Source text
Start of Block

For Kahlout, there is no question of taking the heaviness of his work home to his wife and five precious children.
“I will never tell them what I see every day,” he says. “In 20 years on the job I’ve never spoken about it. Every morning I go to work and I never know if I will see them alive again,” he says.
“They feel the same way about me – every night when I get home it is like a party when they see me … and if they are asleep I wake them up to play with them."
It is not easy working with dead bodies every day, he says, “but when I change my clothes and have a shower at the end of each day, I also change my feelings".
Outside another crowd is building and they are not just grieving, they are angry.
Banging on the metal door, members of the Bakr family – who have already known such grief – were there to collect another of their dead. They had already buried Mohammed Bakr, 9; Ahed Bakr, 10; Zakaria Bakr, 10; and Mohammed Bakr, 11, all killed on July 16 when Israeli gunboats fired on the beach as the four boys tried to run for safety.
This time they are here for Ahmed Bakr, 20, who was badly injured nine days ago and was one of the few patients evacuated to the French Hospital in East Jerusalem for treatment. He died on Tuesday and his body was bought back to Gaza on Wednesday.

End of Block

What you need to do
Using the excerpt about Kahlout's work, list every member of the Bakr family it names, along with the age it gives for each.

Entries provided
Start of Block

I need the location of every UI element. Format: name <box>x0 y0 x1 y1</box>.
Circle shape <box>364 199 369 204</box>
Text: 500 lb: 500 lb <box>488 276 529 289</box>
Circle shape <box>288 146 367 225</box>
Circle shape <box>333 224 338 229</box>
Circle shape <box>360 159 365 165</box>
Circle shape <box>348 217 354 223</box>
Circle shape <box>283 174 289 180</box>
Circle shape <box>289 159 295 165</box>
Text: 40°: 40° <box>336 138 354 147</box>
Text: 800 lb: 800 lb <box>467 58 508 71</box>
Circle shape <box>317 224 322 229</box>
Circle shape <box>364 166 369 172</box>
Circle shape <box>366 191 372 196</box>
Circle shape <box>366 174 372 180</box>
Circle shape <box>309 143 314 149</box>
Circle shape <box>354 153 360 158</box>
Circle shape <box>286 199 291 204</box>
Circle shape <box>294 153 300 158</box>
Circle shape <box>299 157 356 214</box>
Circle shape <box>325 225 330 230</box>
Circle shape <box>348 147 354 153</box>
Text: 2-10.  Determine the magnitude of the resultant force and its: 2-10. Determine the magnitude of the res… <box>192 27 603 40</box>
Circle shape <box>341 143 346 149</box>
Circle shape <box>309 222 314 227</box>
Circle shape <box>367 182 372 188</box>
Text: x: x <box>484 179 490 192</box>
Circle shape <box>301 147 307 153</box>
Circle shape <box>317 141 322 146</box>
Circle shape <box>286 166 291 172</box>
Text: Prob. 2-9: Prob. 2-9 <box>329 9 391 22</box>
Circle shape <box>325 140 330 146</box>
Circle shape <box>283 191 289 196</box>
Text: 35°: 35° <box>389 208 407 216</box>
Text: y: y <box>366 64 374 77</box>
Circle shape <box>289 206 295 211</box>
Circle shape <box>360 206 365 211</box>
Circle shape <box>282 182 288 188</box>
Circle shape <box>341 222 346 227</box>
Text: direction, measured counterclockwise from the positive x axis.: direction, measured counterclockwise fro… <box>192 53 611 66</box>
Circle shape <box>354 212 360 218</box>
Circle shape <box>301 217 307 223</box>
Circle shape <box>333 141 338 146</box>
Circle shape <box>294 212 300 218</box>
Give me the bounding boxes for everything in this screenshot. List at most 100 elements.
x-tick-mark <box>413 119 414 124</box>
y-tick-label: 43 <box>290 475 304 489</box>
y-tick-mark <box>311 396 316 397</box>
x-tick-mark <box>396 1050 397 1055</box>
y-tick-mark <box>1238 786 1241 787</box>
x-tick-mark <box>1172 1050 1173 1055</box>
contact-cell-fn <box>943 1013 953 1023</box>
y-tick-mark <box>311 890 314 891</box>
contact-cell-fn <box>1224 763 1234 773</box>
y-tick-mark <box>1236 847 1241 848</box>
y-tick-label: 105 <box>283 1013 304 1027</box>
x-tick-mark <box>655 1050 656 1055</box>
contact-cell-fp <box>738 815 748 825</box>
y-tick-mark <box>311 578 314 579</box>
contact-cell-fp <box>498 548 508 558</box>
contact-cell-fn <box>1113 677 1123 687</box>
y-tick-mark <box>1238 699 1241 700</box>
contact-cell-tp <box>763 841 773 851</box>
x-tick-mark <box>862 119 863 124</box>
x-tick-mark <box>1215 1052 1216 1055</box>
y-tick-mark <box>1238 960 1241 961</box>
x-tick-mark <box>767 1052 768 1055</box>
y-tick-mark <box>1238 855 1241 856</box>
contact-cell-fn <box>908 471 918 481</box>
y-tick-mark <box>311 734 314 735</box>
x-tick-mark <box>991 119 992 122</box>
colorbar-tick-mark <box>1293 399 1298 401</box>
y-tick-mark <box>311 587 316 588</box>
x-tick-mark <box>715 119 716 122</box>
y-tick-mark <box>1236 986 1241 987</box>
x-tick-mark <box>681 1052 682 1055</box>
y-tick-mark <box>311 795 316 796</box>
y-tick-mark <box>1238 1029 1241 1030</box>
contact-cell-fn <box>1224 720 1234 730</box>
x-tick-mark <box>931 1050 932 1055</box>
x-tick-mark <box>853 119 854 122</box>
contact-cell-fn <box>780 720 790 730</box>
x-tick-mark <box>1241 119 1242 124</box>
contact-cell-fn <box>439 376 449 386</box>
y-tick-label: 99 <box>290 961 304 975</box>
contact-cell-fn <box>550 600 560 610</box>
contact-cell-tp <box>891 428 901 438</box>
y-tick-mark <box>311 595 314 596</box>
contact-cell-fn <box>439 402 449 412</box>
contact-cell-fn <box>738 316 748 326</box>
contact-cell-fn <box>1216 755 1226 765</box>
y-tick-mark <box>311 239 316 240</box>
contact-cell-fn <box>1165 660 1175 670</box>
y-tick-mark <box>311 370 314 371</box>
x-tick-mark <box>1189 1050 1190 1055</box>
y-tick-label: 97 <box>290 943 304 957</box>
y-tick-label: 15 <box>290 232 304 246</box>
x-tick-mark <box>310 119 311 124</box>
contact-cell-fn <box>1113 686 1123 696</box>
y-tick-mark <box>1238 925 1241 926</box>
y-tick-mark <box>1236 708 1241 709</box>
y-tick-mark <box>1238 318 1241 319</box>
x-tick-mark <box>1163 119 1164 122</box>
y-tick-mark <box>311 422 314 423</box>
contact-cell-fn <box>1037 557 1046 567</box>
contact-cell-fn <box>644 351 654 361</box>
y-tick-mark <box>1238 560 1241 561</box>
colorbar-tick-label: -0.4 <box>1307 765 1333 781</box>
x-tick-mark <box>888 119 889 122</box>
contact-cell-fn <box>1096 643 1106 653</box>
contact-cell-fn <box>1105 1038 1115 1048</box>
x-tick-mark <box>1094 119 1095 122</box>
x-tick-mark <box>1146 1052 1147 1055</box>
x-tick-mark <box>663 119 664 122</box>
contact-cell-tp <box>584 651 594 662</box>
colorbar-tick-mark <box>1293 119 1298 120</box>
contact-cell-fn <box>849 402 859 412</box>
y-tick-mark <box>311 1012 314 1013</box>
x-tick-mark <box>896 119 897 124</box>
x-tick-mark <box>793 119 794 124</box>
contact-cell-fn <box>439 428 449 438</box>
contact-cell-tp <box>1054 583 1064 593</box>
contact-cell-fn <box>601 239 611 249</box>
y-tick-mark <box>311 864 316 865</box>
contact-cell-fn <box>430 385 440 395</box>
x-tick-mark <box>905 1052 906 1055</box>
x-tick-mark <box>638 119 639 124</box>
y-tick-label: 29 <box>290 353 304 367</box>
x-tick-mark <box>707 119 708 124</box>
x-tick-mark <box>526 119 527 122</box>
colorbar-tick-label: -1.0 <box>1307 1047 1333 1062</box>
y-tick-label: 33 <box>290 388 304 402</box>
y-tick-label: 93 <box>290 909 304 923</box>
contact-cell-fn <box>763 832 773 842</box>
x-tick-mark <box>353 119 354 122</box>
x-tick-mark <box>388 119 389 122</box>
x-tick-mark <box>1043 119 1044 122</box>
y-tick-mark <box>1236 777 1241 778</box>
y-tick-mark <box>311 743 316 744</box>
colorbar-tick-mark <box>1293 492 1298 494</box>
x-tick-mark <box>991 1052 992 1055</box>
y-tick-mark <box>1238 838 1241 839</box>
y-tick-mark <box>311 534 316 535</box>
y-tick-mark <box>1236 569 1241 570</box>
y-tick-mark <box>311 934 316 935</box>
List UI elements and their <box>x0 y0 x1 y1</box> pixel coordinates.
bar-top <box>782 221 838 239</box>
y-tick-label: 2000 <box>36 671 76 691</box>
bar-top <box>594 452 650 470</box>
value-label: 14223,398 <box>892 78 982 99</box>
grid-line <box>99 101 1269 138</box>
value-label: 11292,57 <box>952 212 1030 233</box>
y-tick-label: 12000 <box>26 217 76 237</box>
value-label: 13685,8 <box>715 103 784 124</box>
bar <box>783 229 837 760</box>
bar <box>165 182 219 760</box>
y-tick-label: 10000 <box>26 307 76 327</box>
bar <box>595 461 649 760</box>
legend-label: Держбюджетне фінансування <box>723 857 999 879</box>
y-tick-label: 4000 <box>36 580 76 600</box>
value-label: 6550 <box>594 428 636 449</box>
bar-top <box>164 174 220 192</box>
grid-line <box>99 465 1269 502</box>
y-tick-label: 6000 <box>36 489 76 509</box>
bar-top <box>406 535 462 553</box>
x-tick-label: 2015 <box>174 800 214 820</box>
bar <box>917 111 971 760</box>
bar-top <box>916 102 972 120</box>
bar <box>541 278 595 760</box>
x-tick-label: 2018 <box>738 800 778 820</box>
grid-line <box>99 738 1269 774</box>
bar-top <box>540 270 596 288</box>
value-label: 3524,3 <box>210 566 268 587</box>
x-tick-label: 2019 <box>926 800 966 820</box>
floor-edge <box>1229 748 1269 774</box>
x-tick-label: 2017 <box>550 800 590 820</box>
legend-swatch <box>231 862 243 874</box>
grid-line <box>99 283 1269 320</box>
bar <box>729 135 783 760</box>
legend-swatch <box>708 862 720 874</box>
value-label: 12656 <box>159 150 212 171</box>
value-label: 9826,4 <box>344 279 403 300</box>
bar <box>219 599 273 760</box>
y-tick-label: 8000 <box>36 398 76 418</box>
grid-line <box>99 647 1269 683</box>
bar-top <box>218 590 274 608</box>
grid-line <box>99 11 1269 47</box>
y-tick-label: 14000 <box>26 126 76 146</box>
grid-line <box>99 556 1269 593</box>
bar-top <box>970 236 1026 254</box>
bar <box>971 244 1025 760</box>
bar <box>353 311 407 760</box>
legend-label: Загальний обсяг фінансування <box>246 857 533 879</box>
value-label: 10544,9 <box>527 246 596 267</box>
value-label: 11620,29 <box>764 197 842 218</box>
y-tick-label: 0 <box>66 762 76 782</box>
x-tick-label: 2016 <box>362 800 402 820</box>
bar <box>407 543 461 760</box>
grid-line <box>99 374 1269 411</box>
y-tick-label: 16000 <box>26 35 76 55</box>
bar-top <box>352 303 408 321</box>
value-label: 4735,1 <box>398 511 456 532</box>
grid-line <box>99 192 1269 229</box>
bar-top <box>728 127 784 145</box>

End of Block

Exercise answer
Mohammed Bakr, 9
Ahed Bakr, 10
Zakaria Bakr, 10
Mohammed Bakr, 11
Ahmed Bakr, 20